Short exercise ▸
The records below must be retyped exactly.

Task input ▸
----
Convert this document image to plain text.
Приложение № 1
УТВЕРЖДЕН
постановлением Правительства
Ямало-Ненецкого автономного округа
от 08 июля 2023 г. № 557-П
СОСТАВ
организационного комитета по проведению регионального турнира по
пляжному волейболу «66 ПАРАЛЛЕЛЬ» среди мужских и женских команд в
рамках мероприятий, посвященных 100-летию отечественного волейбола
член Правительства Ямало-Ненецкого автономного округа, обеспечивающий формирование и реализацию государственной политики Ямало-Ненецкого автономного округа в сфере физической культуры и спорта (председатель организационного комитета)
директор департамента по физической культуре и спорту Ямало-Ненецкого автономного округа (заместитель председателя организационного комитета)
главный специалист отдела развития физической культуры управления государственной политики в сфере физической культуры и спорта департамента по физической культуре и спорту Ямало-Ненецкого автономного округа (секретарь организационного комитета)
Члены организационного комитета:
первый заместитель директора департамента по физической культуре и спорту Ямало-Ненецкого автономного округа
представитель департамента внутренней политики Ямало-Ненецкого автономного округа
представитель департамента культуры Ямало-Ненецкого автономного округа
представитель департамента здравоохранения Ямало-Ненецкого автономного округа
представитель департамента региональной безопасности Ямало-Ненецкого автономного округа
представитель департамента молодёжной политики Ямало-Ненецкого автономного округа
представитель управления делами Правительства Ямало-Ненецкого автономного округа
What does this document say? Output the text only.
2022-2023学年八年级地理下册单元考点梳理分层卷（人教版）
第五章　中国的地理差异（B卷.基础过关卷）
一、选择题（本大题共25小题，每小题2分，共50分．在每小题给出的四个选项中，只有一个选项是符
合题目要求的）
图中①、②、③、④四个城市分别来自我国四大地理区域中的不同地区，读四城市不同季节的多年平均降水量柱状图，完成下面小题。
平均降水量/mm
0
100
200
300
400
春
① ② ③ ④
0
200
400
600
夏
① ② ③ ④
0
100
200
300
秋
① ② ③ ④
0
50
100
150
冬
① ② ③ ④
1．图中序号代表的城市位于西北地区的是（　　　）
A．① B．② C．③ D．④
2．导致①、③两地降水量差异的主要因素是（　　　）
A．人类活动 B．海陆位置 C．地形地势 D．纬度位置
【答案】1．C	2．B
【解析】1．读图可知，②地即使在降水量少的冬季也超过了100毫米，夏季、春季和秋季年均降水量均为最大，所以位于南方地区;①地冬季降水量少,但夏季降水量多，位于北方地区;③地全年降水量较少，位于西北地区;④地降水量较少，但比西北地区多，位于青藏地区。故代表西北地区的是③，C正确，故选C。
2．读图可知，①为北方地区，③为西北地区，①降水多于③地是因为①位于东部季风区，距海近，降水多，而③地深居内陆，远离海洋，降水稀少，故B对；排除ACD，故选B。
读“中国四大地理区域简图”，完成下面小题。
----
Result of this task ▸
Convert this document image to plain text.
Приложение № 1
УТВЕРЖДЕН
постановлением Правительства
Ямало-Ненецкого автономного округа
от 08 июля 2023 г. № 557-П
СОСТАВ
организационного комитета по проведению регионального турнира по
пляжному волейболу «66 ПАРАЛЛЕЛЬ» среди мужских и женских команд в
рамках мероприятий, посвященных 100-летию отечественного волейбола
член Правительства Ямало-Ненецкого автономного округа, обеспечивающий формирование и реализацию государственной политики Ямало-Ненецкого автономного округа в сфере физической культуры и спорта (председатель организационного комитета)
директор департамента по физической культуре и спорту Ямало-Ненецкого автономного округа (заместитель председателя организационного комитета)
главный специалист отдела развития физической культуры управления государственной политики в сфере физической культуры и спорта департамента по физической культуре и спорту Ямало-Ненецкого автономного округа (секретарь организационного комитета)
Члены организационного комитета:
первый заместитель директора департамента по физической культуре и спорту Ямало-Ненецкого автономного округа
представитель департамента внутренней политики Ямало-Ненецкого автономного округа
представитель департамента культуры Ямало-Ненецкого автономного округа
представитель департамента здравоохранения Ямало-Ненецкого автономного округа
представитель департамента региональной безопасности Ямало-Ненецкого автономного округа
представитель департамента молодёжной политики Ямало-Ненецкого автономного округа
представитель управления делами Правительства Ямало-Ненецкого автономного округа
What does this document say? Output the text only.
2022-2023学年八年级地理下册单元考点梳理分层卷（人教版）
第五章　中国的地理差异（B卷.基础过关卷）
一、选择题（本大题共25小题，每小题2分，共50分．在每小题给出的四个选项中，只有一个选项是符
合题目要求的）
图中①、②、③、④四个城市分别来自我国四大地理区域中的不同地区，读四城市不同季节的多年平均降水量柱状图，完成下面小题。
平均降水量/mm
0
100
200
300
400
春
① ② ③ ④
0
200
400
600
夏
① ② ③ ④
0
100
200
300
秋
① ② ③ ④
0
50
100
150
冬
① ② ③ ④
1．图中序号代表的城市位于西北地区的是（　　　）
A．① B．② C．③ D．④
2．导致①、③两地降水量差异的主要因素是（　　　）
A．人类活动 B．海陆位置 C．地形地势 D．纬度位置
【答案】1．C	2．B
【解析】1．读图可知，②地即使在降水量少的冬季也超过了100毫米，夏季、春季和秋季年均降水量均为最大，所以位于南方地区;①地冬季降水量少,但夏季降水量多，位于北方地区;③地全年降水量较少，位于西北地区;④地降水量较少，但比西北地区多，位于青藏地区。故代表西北地区的是③，C正确，故选C。
2．读图可知，①为北方地区，③为西北地区，①降水多于③地是因为①位于东部季风区，距海近，降水多，而③地深居内陆，远离海洋，降水稀少，故B对；排除ACD，故选B。
读“中国四大地理区域简图”，完成下面小题。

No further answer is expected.